## Exercise instructions:
From the listing below, pull each line that includes "Reduce".

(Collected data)
• • • • •
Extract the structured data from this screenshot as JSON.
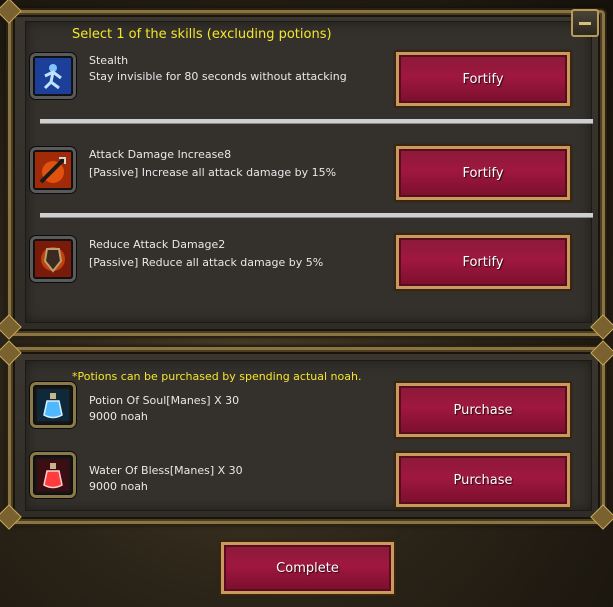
{
  "skills_panel": {
    "header": "Select 1 of the skills (excluding potions)",
    "skills": [
      {
        "name": "Stealth",
        "description": "Stay invisible for 80 seconds without attacking",
        "button_label": "Fortify",
        "icon": "stealth-icon"
      },
      {
        "name": "Attack Damage Increase8",
        "description": "[Passive] Increase all attack damage by 15%",
        "button_label": "Fortify",
        "icon": "sword-icon"
      },
      {
        "name": "Reduce Attack Damage2",
        "description": "[Passive] Reduce all attack damage by 5%",
        "button_label": "Fortify",
        "icon": "shield-icon"
      }
    ]
  },
  "potions_panel": {
    "note": "*Potions can be purchased by spending actual noah.",
    "potions": [
      {
        "name": "Potion Of Soul[Manes] X 30",
        "price": "9000 noah",
        "button_label": "Purchase",
        "icon": "blue-potion-icon",
        "color": "#4fb8ff"
      },
      {
        "name": "Water Of Bless[Manes] X 30",
        "price": "9000 noah",
        "button_label": "Purchase",
        "icon": "red-potion-icon",
        "color": "#ff3b3b"
      }
    ]
  },
  "complete_button": {
    "label": "Complete"
  },
  "colors": {
    "header_text": "#f5e62a",
    "button_face": "#a0173f",
    "button_border": "#c89a5e",
    "frame_gold": "#8a7442"
  }
}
• • • • •
## Exercise response:
        "name": "Reduce Attack Damage2",
        "description": "[Passive] Reduce all attack damage by 5%",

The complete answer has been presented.